Go through the lines below and copy each one that holds the string "magiging".

• • •

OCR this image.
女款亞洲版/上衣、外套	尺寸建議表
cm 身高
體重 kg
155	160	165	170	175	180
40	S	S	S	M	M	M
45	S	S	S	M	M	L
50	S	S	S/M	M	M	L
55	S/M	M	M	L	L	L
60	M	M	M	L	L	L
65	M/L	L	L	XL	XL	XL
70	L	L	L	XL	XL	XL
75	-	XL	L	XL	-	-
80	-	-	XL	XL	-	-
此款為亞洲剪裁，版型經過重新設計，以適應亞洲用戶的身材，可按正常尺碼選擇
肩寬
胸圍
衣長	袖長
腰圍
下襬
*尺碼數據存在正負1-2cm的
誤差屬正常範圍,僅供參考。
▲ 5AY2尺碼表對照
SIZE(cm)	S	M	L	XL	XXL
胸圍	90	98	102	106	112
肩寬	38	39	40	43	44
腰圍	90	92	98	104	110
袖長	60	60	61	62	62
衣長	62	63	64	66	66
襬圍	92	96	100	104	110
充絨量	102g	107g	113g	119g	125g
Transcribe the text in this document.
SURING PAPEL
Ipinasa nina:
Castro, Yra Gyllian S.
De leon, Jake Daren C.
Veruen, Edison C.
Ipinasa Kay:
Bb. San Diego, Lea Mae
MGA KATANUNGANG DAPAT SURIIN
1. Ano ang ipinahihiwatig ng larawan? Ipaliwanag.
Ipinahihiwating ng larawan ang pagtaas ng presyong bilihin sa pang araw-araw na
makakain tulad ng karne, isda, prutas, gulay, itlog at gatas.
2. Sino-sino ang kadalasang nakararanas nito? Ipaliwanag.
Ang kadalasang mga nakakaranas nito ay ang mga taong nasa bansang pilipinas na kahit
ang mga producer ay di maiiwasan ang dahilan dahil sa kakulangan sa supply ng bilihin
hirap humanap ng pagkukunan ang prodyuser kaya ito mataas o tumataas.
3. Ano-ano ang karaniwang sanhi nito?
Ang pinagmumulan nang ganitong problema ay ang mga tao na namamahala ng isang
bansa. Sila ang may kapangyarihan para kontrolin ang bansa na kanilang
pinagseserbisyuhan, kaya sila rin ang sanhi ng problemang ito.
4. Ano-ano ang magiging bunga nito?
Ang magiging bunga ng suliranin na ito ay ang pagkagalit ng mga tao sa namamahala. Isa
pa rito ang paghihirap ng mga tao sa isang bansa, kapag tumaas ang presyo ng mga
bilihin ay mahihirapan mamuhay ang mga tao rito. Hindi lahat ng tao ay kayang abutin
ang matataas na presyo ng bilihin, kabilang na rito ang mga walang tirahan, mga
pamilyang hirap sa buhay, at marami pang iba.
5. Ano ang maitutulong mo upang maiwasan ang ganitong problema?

• • •

## Result:
4. Ano-ano ang magiging bunga nito?
Ang magiging bunga ng suliranin na ito ay ang pagkagalit ng mga tao sa namamahala. Isa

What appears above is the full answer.